=== STORED DATA ===

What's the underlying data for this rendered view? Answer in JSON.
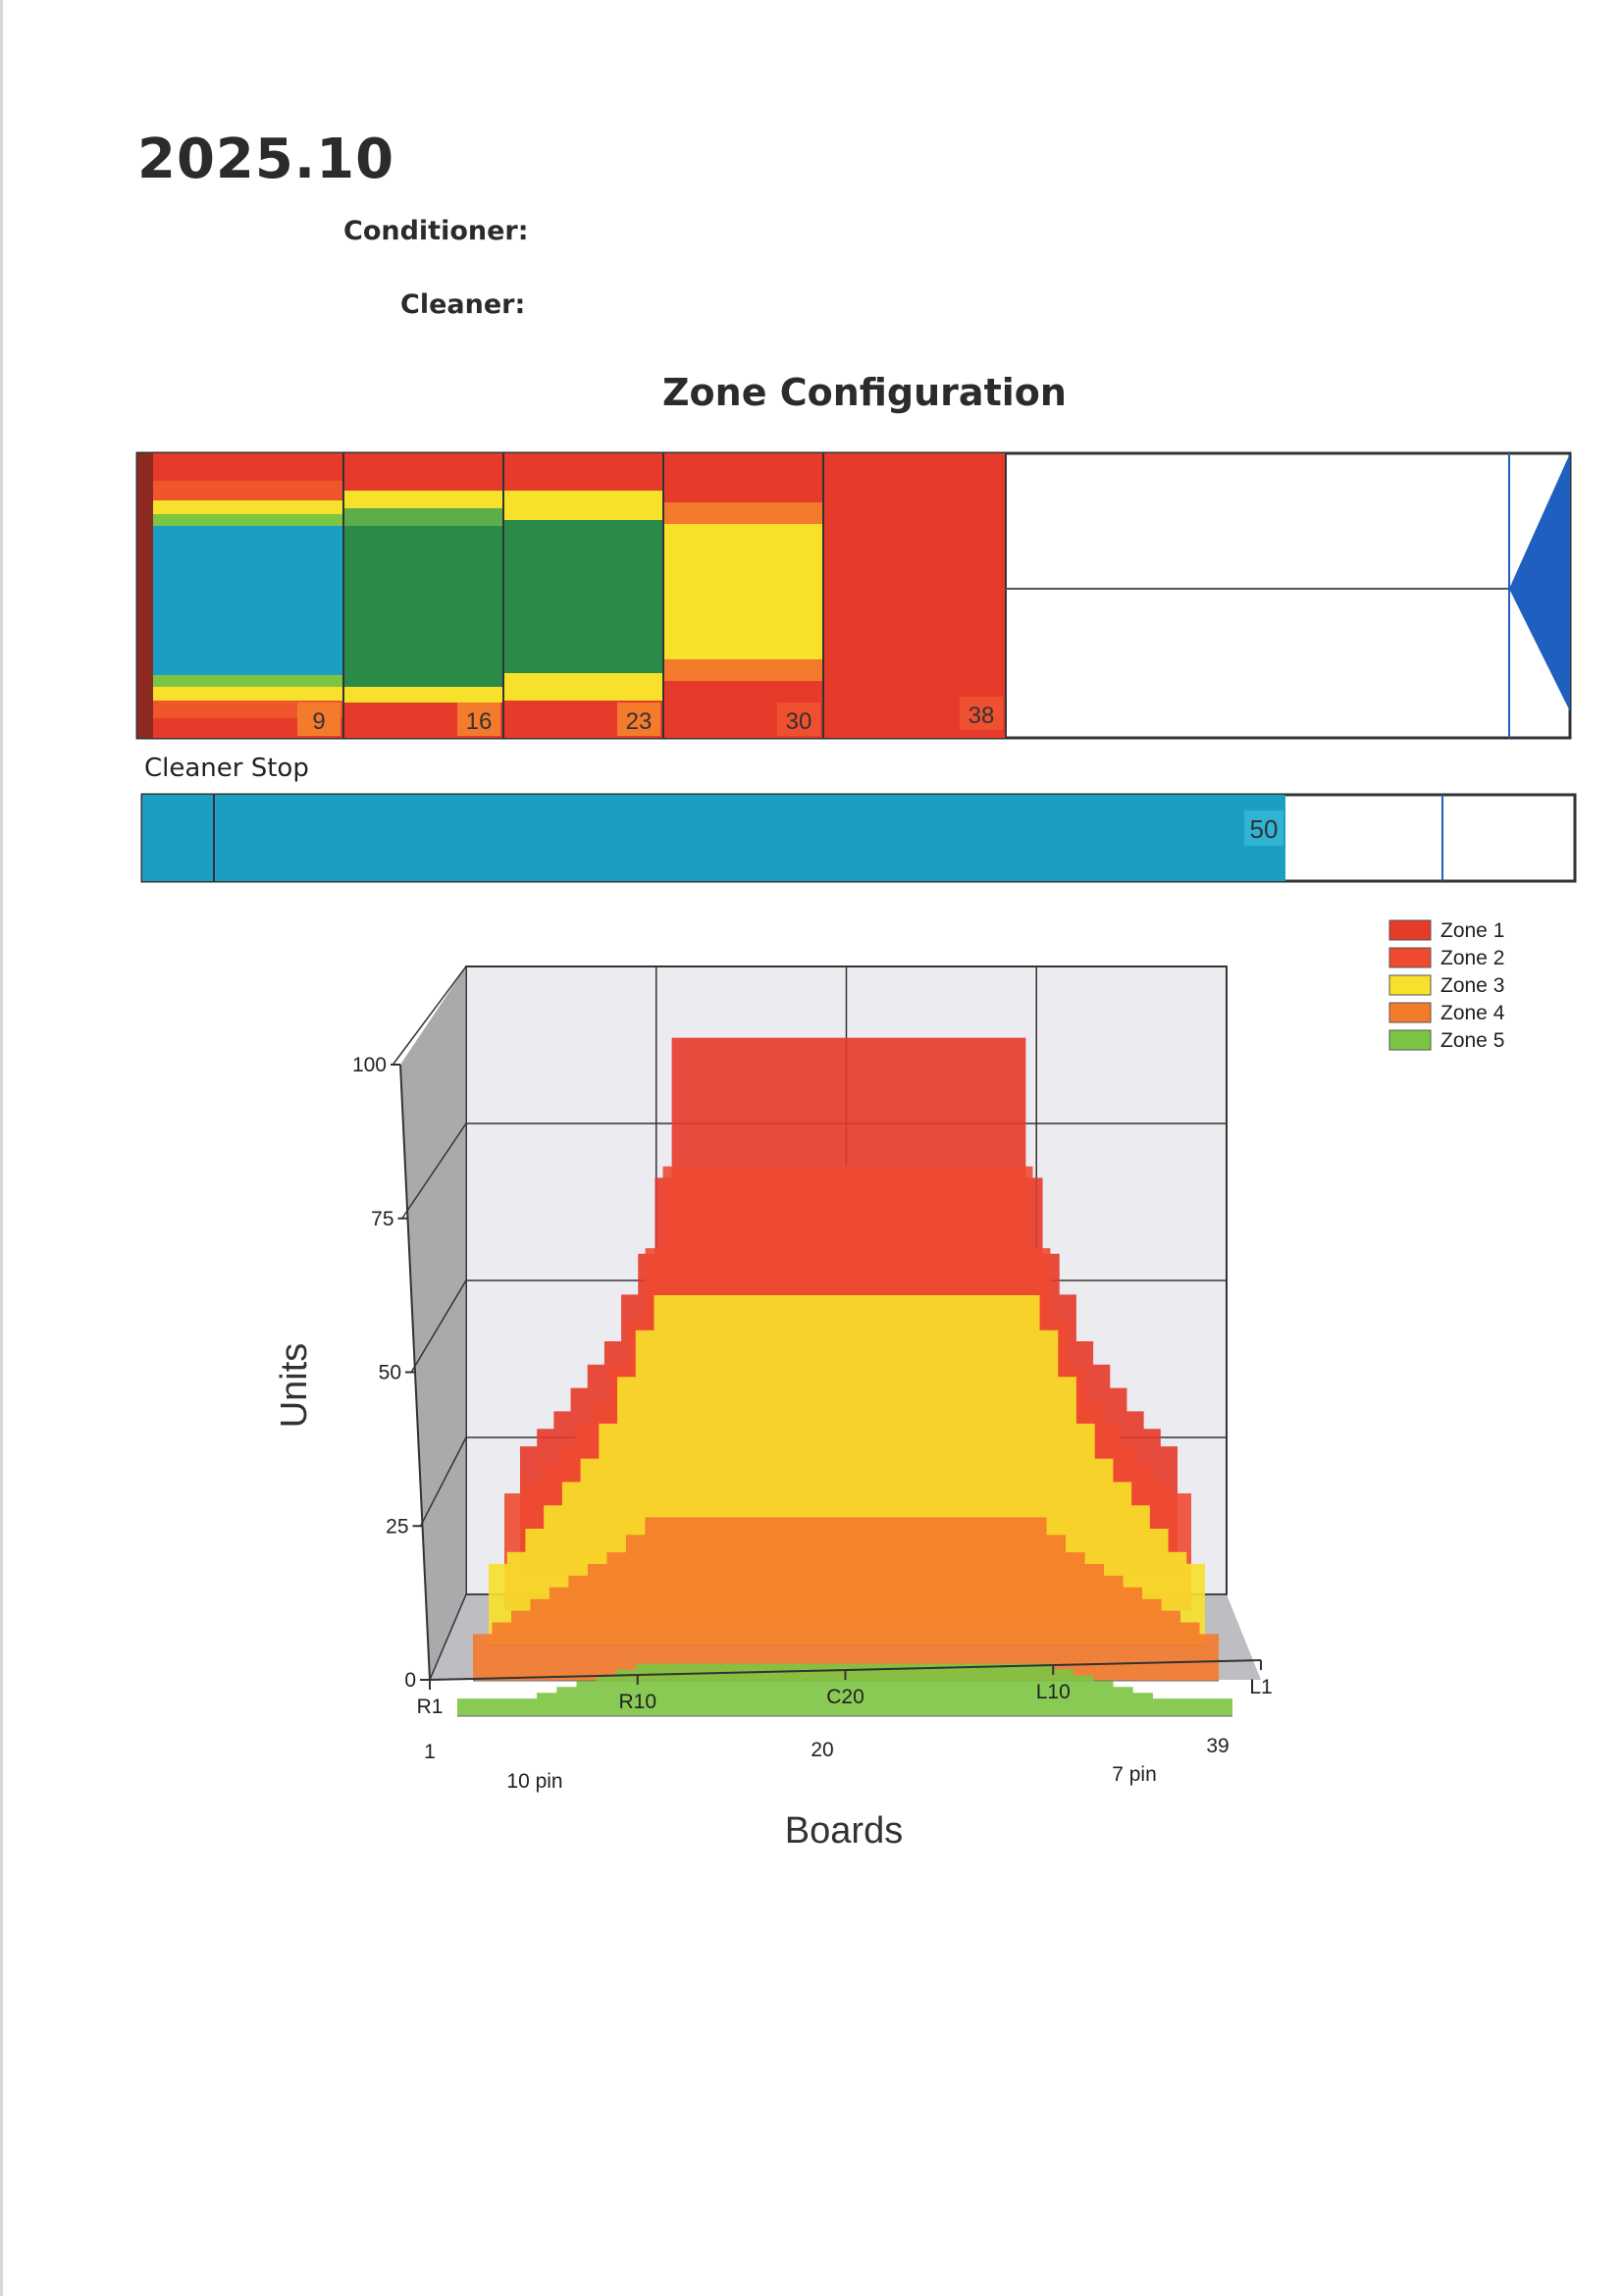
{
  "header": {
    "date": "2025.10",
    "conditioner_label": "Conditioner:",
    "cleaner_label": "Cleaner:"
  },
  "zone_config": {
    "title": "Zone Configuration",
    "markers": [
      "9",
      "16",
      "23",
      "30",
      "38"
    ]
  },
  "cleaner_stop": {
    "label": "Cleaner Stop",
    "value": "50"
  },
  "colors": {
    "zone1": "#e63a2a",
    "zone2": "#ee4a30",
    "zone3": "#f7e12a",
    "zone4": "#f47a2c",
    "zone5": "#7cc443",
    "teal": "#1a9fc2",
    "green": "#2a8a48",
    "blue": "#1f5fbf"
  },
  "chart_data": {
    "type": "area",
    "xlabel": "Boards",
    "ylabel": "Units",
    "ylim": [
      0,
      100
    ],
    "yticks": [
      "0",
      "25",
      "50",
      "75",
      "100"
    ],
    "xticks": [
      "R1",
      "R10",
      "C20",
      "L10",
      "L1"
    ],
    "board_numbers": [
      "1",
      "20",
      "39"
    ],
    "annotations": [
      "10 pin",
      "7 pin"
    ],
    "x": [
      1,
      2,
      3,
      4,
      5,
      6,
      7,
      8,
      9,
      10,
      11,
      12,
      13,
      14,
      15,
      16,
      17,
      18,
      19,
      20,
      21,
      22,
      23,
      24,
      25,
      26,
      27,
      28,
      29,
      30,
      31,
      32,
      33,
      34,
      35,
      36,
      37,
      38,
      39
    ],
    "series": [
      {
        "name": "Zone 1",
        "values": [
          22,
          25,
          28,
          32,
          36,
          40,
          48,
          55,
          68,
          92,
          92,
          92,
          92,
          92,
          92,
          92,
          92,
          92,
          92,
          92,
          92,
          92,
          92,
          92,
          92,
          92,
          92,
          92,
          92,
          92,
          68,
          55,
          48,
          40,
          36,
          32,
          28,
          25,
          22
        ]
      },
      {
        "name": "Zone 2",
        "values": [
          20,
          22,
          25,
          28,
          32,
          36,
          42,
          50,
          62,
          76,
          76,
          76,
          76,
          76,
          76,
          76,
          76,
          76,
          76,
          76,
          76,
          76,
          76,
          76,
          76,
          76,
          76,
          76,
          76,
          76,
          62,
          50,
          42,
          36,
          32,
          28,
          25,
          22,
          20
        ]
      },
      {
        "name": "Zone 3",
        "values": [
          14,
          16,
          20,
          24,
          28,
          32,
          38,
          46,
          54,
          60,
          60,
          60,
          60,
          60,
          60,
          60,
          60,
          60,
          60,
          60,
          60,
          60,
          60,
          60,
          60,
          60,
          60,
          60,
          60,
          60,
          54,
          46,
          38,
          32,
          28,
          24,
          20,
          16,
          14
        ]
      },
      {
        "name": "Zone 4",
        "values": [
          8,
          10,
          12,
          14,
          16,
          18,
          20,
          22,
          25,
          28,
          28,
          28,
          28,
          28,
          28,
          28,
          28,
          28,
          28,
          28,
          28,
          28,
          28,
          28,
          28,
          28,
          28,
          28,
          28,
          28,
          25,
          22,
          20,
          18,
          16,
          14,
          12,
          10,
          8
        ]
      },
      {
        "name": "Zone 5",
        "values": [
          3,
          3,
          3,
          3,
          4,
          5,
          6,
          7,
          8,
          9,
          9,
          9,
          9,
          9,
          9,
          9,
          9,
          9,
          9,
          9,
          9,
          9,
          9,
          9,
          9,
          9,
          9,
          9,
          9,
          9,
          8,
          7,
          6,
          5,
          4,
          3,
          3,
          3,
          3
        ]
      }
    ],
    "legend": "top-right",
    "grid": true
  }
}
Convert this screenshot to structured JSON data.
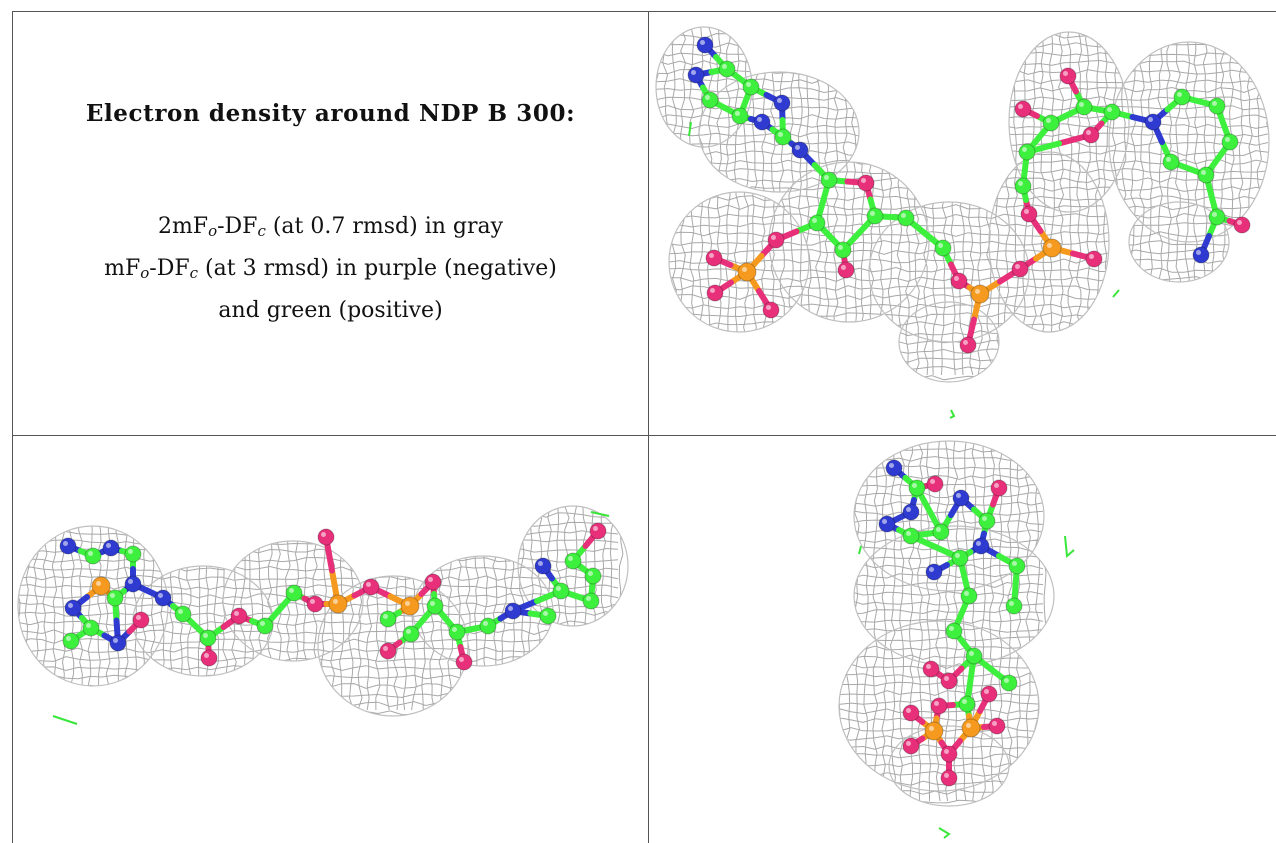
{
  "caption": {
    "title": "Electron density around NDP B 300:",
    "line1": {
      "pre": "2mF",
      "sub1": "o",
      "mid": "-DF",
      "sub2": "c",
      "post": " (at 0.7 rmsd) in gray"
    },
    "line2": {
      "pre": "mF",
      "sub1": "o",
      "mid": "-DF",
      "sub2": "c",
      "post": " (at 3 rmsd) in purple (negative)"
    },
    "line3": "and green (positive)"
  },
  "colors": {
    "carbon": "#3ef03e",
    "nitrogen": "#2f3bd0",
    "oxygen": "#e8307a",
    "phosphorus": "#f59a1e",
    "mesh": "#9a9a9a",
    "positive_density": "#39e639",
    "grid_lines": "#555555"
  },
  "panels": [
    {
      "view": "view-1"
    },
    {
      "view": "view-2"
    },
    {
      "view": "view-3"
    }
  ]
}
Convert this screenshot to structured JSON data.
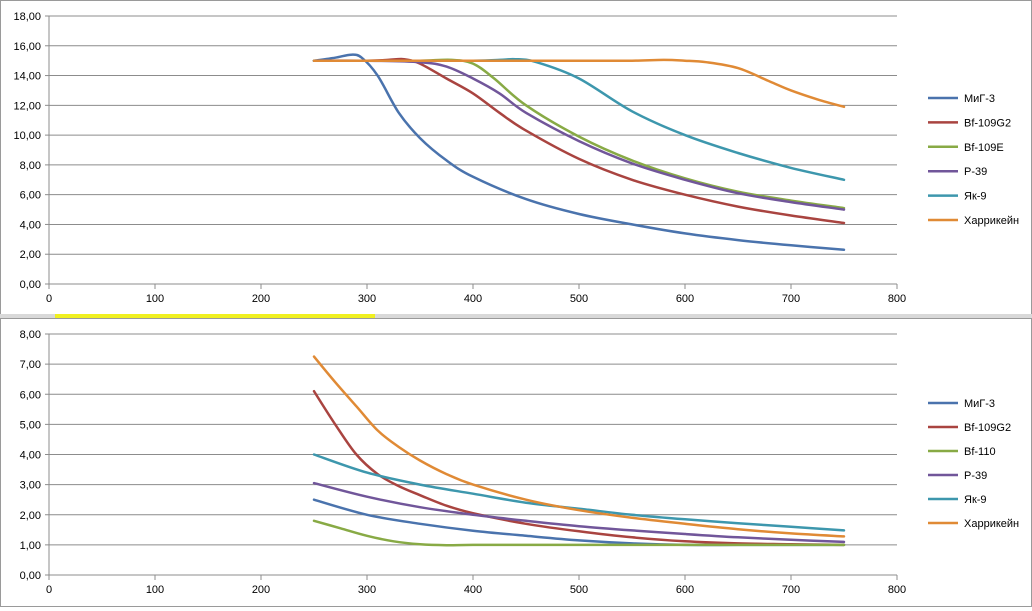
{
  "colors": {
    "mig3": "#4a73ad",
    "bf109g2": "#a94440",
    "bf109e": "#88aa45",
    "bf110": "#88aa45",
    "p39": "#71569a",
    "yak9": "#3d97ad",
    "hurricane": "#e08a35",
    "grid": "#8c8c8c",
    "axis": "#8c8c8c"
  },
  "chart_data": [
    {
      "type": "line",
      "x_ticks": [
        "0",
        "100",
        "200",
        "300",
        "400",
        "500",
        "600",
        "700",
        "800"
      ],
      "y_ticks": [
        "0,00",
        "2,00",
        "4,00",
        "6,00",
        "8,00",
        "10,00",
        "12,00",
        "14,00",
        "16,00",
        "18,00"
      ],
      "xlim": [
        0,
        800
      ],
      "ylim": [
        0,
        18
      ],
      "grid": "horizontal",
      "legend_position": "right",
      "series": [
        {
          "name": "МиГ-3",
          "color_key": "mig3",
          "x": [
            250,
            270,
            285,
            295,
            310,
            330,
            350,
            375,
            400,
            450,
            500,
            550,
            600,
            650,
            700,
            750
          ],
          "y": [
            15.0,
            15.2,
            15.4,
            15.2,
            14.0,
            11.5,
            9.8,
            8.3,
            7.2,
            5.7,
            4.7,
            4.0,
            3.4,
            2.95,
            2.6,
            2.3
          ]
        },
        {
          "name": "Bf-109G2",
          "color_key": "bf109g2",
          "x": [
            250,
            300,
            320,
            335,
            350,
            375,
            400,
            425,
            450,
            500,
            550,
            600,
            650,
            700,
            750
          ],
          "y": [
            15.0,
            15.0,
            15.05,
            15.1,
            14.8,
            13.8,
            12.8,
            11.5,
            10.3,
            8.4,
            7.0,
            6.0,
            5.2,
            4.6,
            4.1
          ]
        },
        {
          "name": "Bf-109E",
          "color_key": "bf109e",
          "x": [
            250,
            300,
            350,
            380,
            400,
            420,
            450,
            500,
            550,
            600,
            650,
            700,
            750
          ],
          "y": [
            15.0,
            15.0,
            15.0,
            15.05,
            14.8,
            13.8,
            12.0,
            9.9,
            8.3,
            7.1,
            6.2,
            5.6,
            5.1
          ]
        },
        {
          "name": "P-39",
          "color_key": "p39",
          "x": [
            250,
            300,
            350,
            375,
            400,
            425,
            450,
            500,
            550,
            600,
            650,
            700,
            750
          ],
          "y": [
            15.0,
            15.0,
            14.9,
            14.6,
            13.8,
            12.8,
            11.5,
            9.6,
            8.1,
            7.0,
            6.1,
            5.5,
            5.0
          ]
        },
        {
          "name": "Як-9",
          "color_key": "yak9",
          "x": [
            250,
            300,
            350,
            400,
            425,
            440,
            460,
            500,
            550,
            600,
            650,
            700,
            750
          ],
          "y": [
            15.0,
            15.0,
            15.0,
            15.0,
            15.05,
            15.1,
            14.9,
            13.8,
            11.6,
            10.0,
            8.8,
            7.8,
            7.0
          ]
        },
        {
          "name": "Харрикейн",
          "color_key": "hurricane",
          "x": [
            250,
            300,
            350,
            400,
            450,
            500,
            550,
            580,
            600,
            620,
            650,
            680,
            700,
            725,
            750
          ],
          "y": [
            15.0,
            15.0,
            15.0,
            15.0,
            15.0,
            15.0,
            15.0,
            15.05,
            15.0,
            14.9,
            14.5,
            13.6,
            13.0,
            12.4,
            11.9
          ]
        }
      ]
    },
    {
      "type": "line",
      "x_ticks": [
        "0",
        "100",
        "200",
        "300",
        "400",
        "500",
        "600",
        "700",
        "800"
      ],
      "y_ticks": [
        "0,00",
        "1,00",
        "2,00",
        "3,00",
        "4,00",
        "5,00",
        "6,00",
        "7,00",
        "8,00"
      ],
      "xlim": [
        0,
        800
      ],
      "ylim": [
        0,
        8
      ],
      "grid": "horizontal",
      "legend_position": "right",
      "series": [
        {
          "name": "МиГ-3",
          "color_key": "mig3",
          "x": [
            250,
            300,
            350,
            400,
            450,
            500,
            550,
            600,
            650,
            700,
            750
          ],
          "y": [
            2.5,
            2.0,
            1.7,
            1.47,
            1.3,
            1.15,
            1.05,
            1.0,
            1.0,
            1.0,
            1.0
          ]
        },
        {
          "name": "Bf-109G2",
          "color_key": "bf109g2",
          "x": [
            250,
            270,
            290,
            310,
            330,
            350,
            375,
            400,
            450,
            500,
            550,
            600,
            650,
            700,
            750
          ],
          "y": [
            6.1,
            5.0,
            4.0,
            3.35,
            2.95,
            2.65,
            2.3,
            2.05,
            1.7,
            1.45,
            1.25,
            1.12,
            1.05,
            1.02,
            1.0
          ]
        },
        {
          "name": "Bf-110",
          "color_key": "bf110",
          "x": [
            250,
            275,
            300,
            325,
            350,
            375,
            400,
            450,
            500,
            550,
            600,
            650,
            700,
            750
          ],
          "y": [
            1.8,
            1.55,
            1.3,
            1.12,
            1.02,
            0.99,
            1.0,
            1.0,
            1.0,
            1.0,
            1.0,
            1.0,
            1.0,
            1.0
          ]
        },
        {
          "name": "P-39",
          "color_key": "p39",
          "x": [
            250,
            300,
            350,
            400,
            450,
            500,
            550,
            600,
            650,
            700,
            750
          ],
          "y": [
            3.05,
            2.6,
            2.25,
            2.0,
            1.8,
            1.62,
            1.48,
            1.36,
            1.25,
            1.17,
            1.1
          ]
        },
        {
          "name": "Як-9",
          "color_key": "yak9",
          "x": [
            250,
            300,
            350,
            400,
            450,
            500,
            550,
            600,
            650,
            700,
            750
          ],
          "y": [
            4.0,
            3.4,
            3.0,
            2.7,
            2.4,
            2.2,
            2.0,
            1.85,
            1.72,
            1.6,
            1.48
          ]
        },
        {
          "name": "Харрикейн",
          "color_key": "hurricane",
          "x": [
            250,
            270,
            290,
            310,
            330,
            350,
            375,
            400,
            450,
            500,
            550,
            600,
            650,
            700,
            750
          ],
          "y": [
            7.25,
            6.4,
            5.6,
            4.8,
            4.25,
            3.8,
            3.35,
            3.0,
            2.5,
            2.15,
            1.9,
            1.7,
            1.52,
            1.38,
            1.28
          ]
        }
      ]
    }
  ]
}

===

● WORK REQUIRED:
Select every line of the material above holding the word "title" and copy it.

● EXPECTED ANSWER:
    "title": "Zone Configuration",
    "title": "Electron density around NDP B 300:",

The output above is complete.